DIRECTIONS: Which lines in the records below contain the word "Projected"? Copy each of them.

PROVIDED MATERIAL:
------------------------------------------------------------

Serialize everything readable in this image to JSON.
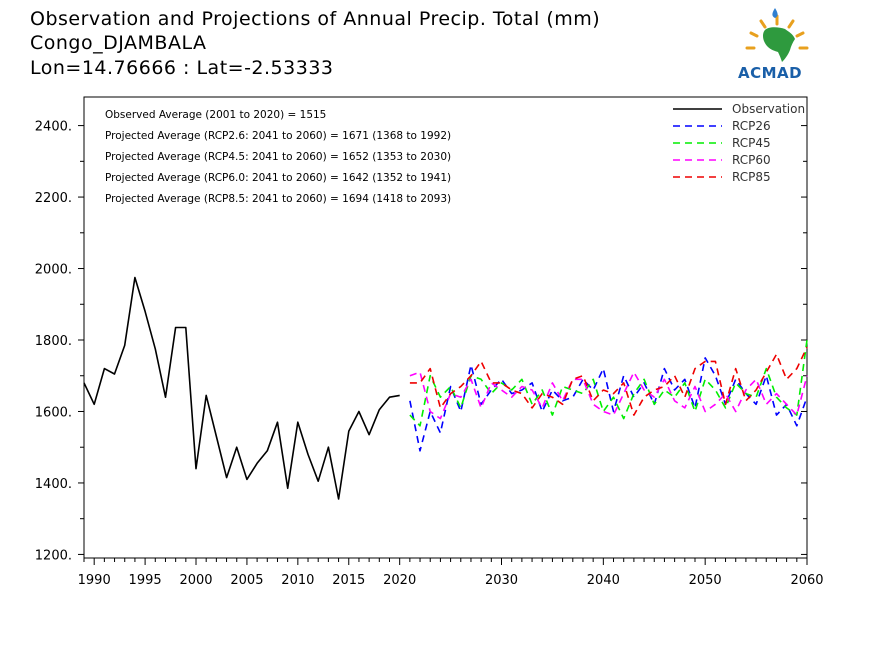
{
  "header": {
    "title": "Observation and Projections of Annual Precip. Total (mm)",
    "location": "Congo_DJAMBALA",
    "coords": "Lon=14.76666 : Lat=-2.53333"
  },
  "logo": {
    "text": "ACMAD"
  },
  "colors": {
    "Observation": "#000000",
    "RCP26": "#0000ff",
    "RCP45": "#00ee00",
    "RCP60": "#ff00ff",
    "RCP85": "#ee0000"
  },
  "chart_data": {
    "type": "line",
    "title": "Observation and Projections of Annual Precip. Total (mm)",
    "xlim": [
      1989,
      2060
    ],
    "ylim": [
      1190,
      2480
    ],
    "xticks": [
      1990,
      1995,
      2000,
      2005,
      2010,
      2015,
      2020,
      2030,
      2040,
      2050,
      2060
    ],
    "yticks": [
      1200,
      1400,
      1600,
      1800,
      2000,
      2200,
      2400
    ],
    "ytick_labels": [
      "1200.",
      "1400.",
      "1600.",
      "1800.",
      "2000.",
      "2200.",
      "2400."
    ],
    "legend_placement": "top-right",
    "annotations": [
      "Observed Average (2001 to 2020) = 1515",
      "Projected Average (RCP2.6: 2041 to 2060) = 1671 (1368 to 1992)",
      "Projected Average (RCP4.5: 2041 to 2060) = 1652 (1353 to 2030)",
      "Projected Average (RCP6.0: 2041 to 2060) = 1642 (1352 to 1941)",
      "Projected Average (RCP8.5: 2041 to 2060) = 1694 (1418 to 2093)"
    ],
    "series": [
      {
        "name": "Observation",
        "style": "solid",
        "x": [
          1989,
          1990,
          1991,
          1992,
          1993,
          1994,
          1995,
          1996,
          1997,
          1998,
          1999,
          2000,
          2001,
          2002,
          2003,
          2004,
          2005,
          2006,
          2007,
          2008,
          2009,
          2010,
          2011,
          2012,
          2013,
          2014,
          2015,
          2016,
          2017,
          2018,
          2019,
          2020
        ],
        "values": [
          1680,
          1620,
          1720,
          1705,
          1785,
          1975,
          1880,
          1775,
          1640,
          1835,
          1835,
          1440,
          1645,
          1530,
          1415,
          1500,
          1410,
          1455,
          1490,
          1570,
          1385,
          1570,
          1480,
          1405,
          1500,
          1355,
          1545,
          1600,
          1535,
          1605,
          1640,
          1645
        ]
      },
      {
        "name": "RCP26",
        "style": "dashed",
        "x": [
          2021,
          2022,
          2023,
          2024,
          2025,
          2026,
          2027,
          2028,
          2029,
          2030,
          2031,
          2032,
          2033,
          2034,
          2035,
          2036,
          2037,
          2038,
          2039,
          2040,
          2041,
          2042,
          2043,
          2044,
          2045,
          2046,
          2047,
          2048,
          2049,
          2050,
          2051,
          2052,
          2053,
          2054,
          2055,
          2056,
          2057,
          2058,
          2059,
          2060
        ],
        "values": [
          1630,
          1490,
          1600,
          1540,
          1670,
          1600,
          1730,
          1620,
          1660,
          1690,
          1650,
          1660,
          1680,
          1600,
          1660,
          1630,
          1640,
          1690,
          1660,
          1720,
          1600,
          1700,
          1640,
          1680,
          1620,
          1720,
          1660,
          1690,
          1610,
          1750,
          1700,
          1620,
          1690,
          1650,
          1620,
          1700,
          1590,
          1620,
          1560,
          1640
        ]
      },
      {
        "name": "RCP45",
        "style": "dashed",
        "x": [
          2021,
          2022,
          2023,
          2024,
          2025,
          2026,
          2027,
          2028,
          2029,
          2030,
          2031,
          2032,
          2033,
          2034,
          2035,
          2036,
          2037,
          2038,
          2039,
          2040,
          2041,
          2042,
          2043,
          2044,
          2045,
          2046,
          2047,
          2048,
          2049,
          2050,
          2051,
          2052,
          2053,
          2054,
          2055,
          2056,
          2057,
          2058,
          2059,
          2060
        ],
        "values": [
          1590,
          1560,
          1700,
          1640,
          1670,
          1610,
          1700,
          1690,
          1650,
          1680,
          1660,
          1690,
          1620,
          1660,
          1590,
          1670,
          1660,
          1650,
          1690,
          1600,
          1640,
          1580,
          1650,
          1690,
          1620,
          1660,
          1640,
          1680,
          1600,
          1690,
          1660,
          1610,
          1680,
          1650,
          1640,
          1720,
          1640,
          1610,
          1590,
          1800
        ]
      },
      {
        "name": "RCP60",
        "style": "dashed",
        "x": [
          2021,
          2022,
          2023,
          2024,
          2025,
          2026,
          2027,
          2028,
          2029,
          2030,
          2031,
          2032,
          2033,
          2034,
          2035,
          2036,
          2037,
          2038,
          2039,
          2040,
          2041,
          2042,
          2043,
          2044,
          2045,
          2046,
          2047,
          2048,
          2049,
          2050,
          2051,
          2052,
          2053,
          2054,
          2055,
          2056,
          2057,
          2058,
          2059,
          2060
        ],
        "values": [
          1700,
          1710,
          1600,
          1580,
          1650,
          1640,
          1690,
          1610,
          1680,
          1660,
          1640,
          1670,
          1660,
          1610,
          1680,
          1630,
          1690,
          1690,
          1620,
          1600,
          1590,
          1650,
          1710,
          1660,
          1640,
          1690,
          1630,
          1610,
          1670,
          1600,
          1620,
          1650,
          1600,
          1660,
          1690,
          1620,
          1650,
          1620,
          1590,
          1700
        ]
      },
      {
        "name": "RCP85",
        "style": "dashed",
        "x": [
          2021,
          2022,
          2023,
          2024,
          2025,
          2026,
          2027,
          2028,
          2029,
          2030,
          2031,
          2032,
          2033,
          2034,
          2035,
          2036,
          2037,
          2038,
          2039,
          2040,
          2041,
          2042,
          2043,
          2044,
          2045,
          2046,
          2047,
          2048,
          2049,
          2050,
          2051,
          2052,
          2053,
          2054,
          2055,
          2056,
          2057,
          2058,
          2059,
          2060
        ],
        "values": [
          1680,
          1680,
          1720,
          1610,
          1650,
          1670,
          1700,
          1740,
          1680,
          1680,
          1660,
          1650,
          1610,
          1650,
          1640,
          1620,
          1690,
          1700,
          1630,
          1660,
          1650,
          1680,
          1590,
          1640,
          1660,
          1670,
          1700,
          1640,
          1720,
          1740,
          1740,
          1620,
          1720,
          1630,
          1660,
          1710,
          1760,
          1690,
          1720,
          1780
        ]
      }
    ]
  }
}
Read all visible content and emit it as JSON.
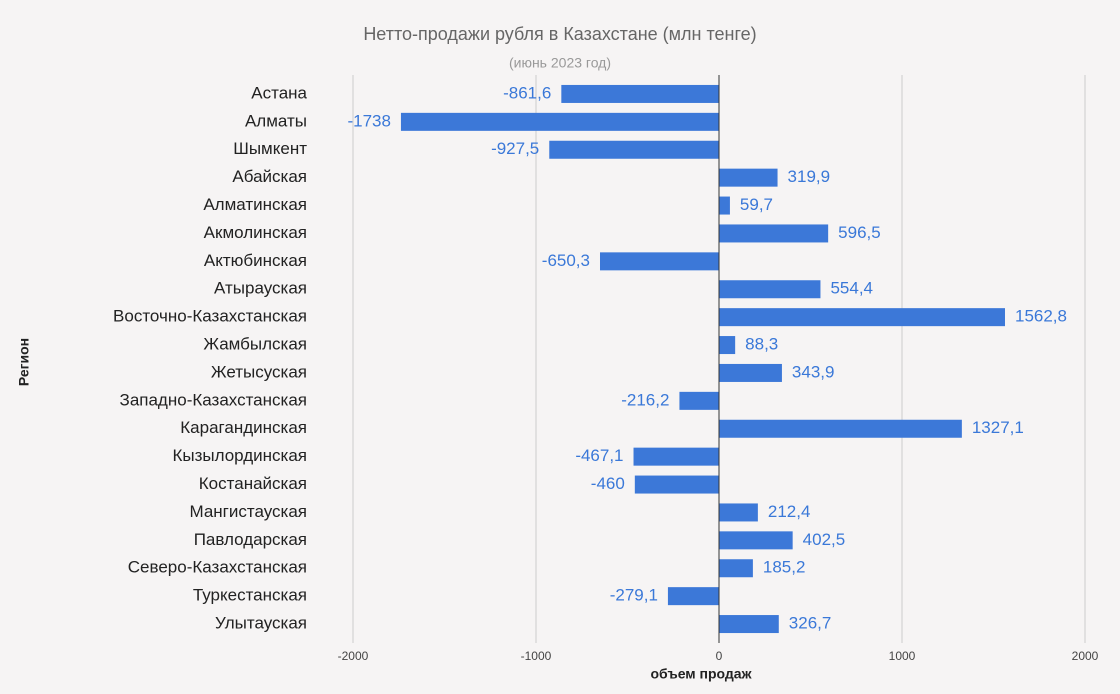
{
  "chart_data": {
    "type": "barh",
    "title": "Нетто-продажи рубля в Казахстане (млн тенге)",
    "subtitle": "(июнь 2023 год)",
    "x_label": "объем продаж",
    "y_label": "Регион",
    "categories": [
      "Астана",
      "Алматы",
      "Шымкент",
      "Абайская",
      "Алматинская",
      "Акмолинская",
      "Актюбинская",
      "Атырауская",
      "Восточно-Казахстанская",
      "Жамбылская",
      "Жетысуская",
      "Западно-Казахстанская",
      "Карагандинская",
      "Кызылординская",
      "Костанайская",
      "Мангистауская",
      "Павлодарская",
      "Северо-Казахстанская",
      "Туркестанская",
      "Улытауская"
    ],
    "values": [
      -861.6,
      -1738,
      -927.5,
      319.9,
      59.7,
      596.5,
      -650.3,
      554.4,
      1562.8,
      88.3,
      343.9,
      -216.2,
      1327.1,
      -467.1,
      -460,
      212.4,
      402.5,
      185.2,
      -279.1,
      326.7
    ],
    "value_labels": [
      "-861,6",
      "-1738",
      "-927,5",
      "319,9",
      "59,7",
      "596,5",
      "-650,3",
      "554,4",
      "1562,8",
      "88,3",
      "343,9",
      "-216,2",
      "1327,1",
      "-467,1",
      "-460",
      "212,4",
      "402,5",
      "185,2",
      "-279,1",
      "326,7"
    ],
    "color": "#3c78d8",
    "xlim": [
      -2000,
      2000
    ],
    "xticks": [
      -2000,
      -1000,
      0,
      1000,
      2000
    ],
    "grid": true
  }
}
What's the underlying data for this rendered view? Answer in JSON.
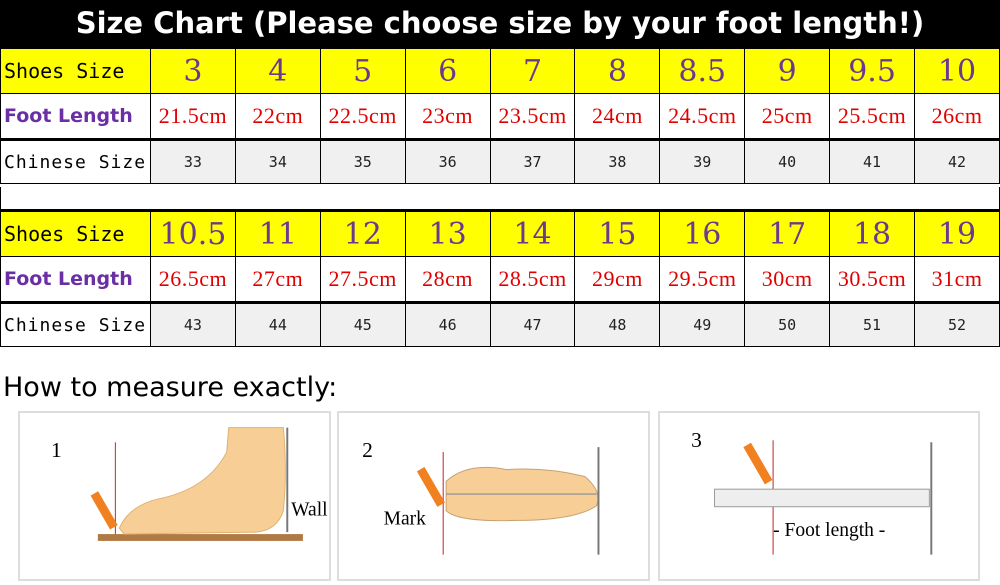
{
  "title": "Size Chart (Please choose size by your foot length!)",
  "row_labels": {
    "shoes_size": "Shoes Size",
    "foot_length": "Foot Length",
    "chinese_size": "Chinese Size"
  },
  "table1": {
    "shoes_size": [
      "3",
      "4",
      "5",
      "6",
      "7",
      "8",
      "8.5",
      "9",
      "9.5",
      "10"
    ],
    "foot_length": [
      "21.5cm",
      "22cm",
      "22.5cm",
      "23cm",
      "23.5cm",
      "24cm",
      "24.5cm",
      "25cm",
      "25.5cm",
      "26cm"
    ],
    "chinese_size": [
      "33",
      "34",
      "35",
      "36",
      "37",
      "38",
      "39",
      "40",
      "41",
      "42"
    ]
  },
  "table2": {
    "shoes_size": [
      "10.5",
      "11",
      "12",
      "13",
      "14",
      "15",
      "16",
      "17",
      "18",
      "19"
    ],
    "foot_length": [
      "26.5cm",
      "27cm",
      "27.5cm",
      "28cm",
      "28.5cm",
      "29cm",
      "29.5cm",
      "30cm",
      "30.5cm",
      "31cm"
    ],
    "chinese_size": [
      "43",
      "44",
      "45",
      "46",
      "47",
      "48",
      "49",
      "50",
      "51",
      "52"
    ]
  },
  "how_to": {
    "heading": "How to measure exactly:",
    "steps": [
      {
        "number": "1",
        "label": "Wall"
      },
      {
        "number": "2",
        "label": "Mark"
      },
      {
        "number": "3",
        "label": "- Foot length -"
      }
    ]
  },
  "colors": {
    "header_bg": "#000000",
    "size_row": "#ffff00",
    "size_text": "#6a3a8e",
    "length_text": "#e00000",
    "foot_label": "#6a2fa5"
  }
}
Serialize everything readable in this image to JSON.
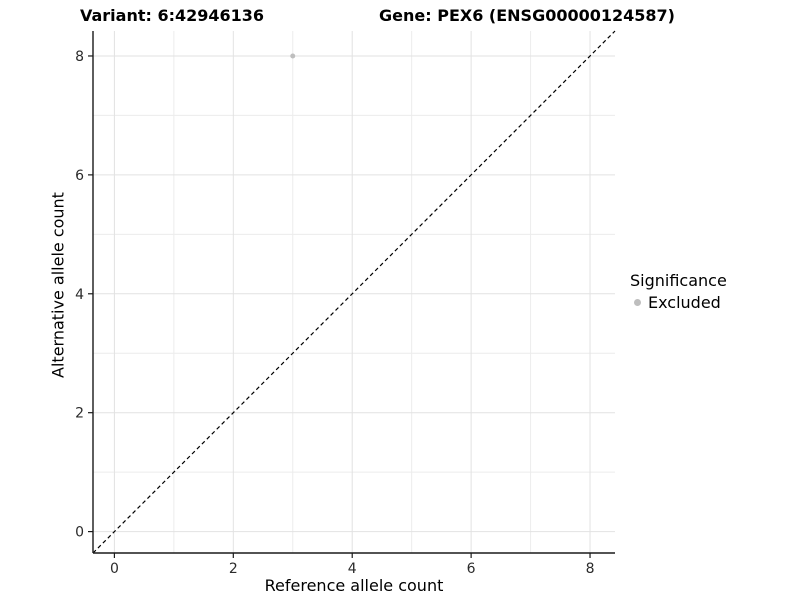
{
  "chart_data": {
    "type": "scatter",
    "title_variant": "Variant: 6:42946136",
    "title_gene": "Gene: PEX6 (ENSG00000124587)",
    "xlabel": "Reference allele count",
    "ylabel": "Alternative allele count",
    "xlim": [
      -0.36,
      8.42
    ],
    "ylim": [
      -0.36,
      8.42
    ],
    "x_ticks": [
      0,
      2,
      4,
      6,
      8
    ],
    "y_ticks": [
      0,
      2,
      4,
      6,
      8
    ],
    "x_minor_gridlines": [
      1,
      3,
      5,
      7
    ],
    "y_minor_gridlines": [
      1,
      3,
      5,
      7
    ],
    "grid": "on",
    "identity_line": {
      "equation": "y = x",
      "style": "dashed",
      "color": "#000000"
    },
    "series": [
      {
        "name": "Excluded",
        "color": "#bebebe",
        "points": [
          {
            "x": 3,
            "y": 8
          }
        ]
      }
    ],
    "legend": {
      "title": "Significance",
      "position": "right",
      "entries": [
        {
          "label": "Excluded",
          "color": "#bebebe"
        }
      ]
    },
    "colors": {
      "background": "#ffffff",
      "grid_major": "#e2e2e2",
      "grid_minor": "#ececec",
      "axis_line": "#1a1a1a",
      "tick_label": "#2b2b2b"
    }
  }
}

------------------------------------------------------------

RESPONSE TO THE EXERCISE:
      "Projected Average (RCP2.6: 2041 to 2060) = 1671 (1368 to 1992)",
      "Projected Average (RCP4.5: 2041 to 2060) = 1652 (1353 to 2030)",
      "Projected Average (RCP6.0: 2041 to 2060) = 1642 (1352 to 1941)",
      "Projected Average (RCP8.5: 2041 to 2060) = 1694 (1418 to 2093)"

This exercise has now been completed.